- **EXERCISE INSTRUCTIONS**:
Across the entries, how many lines have the string "diagnostics" in them? Reply with only a number.

Content starts

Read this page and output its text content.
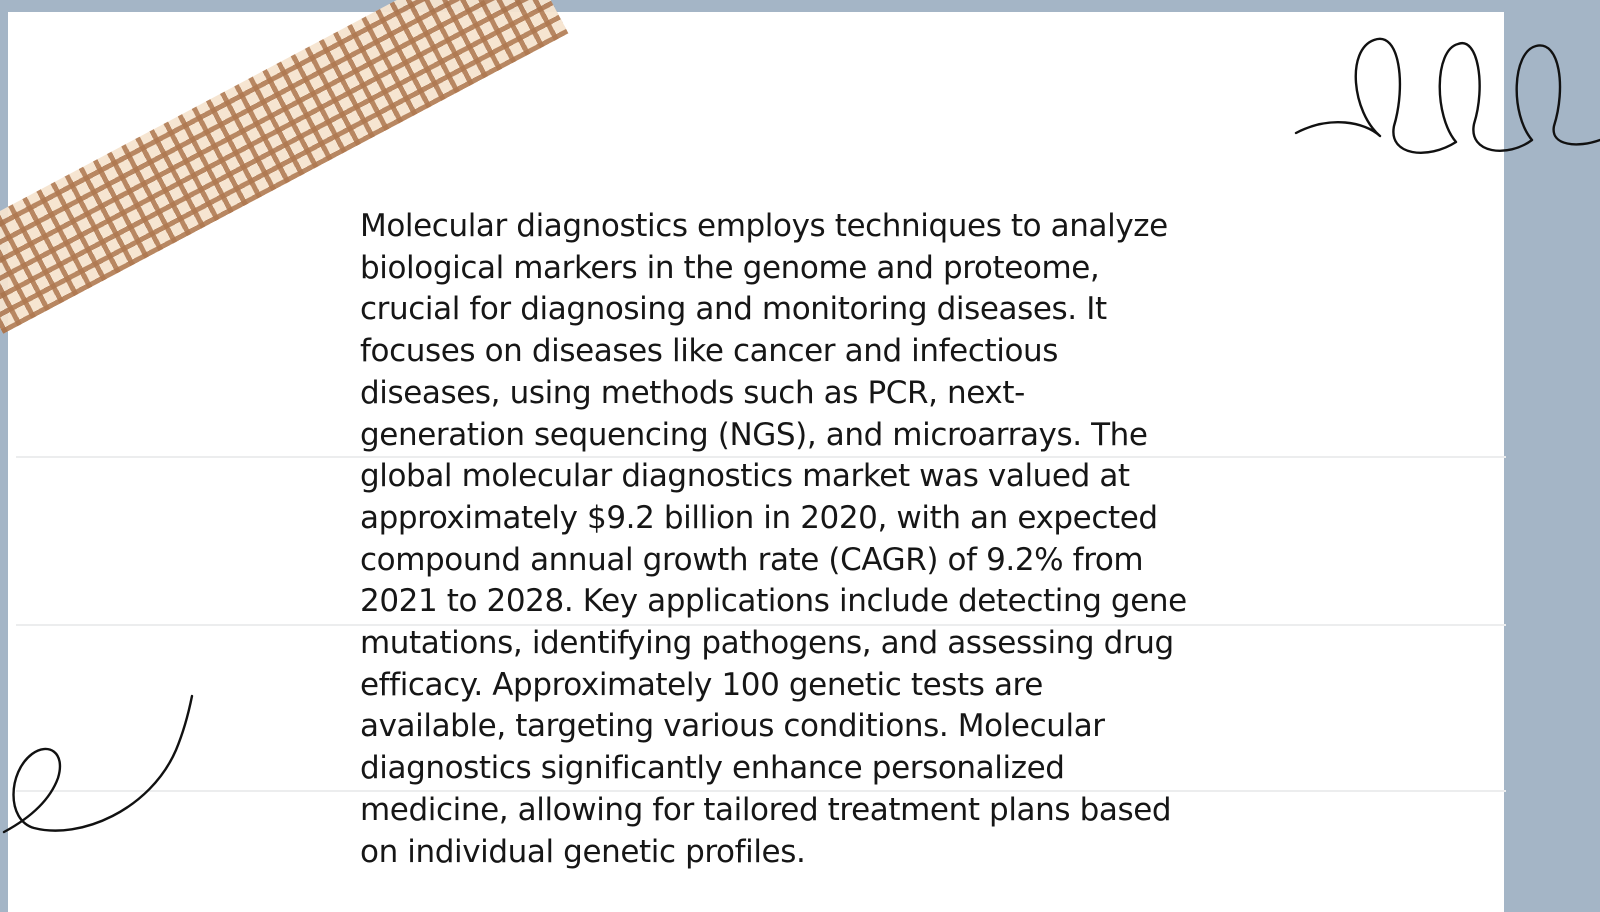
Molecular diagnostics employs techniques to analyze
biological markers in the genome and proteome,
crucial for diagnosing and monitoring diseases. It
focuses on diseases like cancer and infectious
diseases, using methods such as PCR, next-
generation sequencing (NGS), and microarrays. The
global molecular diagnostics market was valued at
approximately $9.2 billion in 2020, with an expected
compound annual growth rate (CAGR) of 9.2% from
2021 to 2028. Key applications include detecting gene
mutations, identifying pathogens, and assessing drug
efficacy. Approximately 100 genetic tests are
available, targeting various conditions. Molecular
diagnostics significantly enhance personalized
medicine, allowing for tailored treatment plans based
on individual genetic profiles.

Content ends

- **EXERCISE RESPONSE**:
3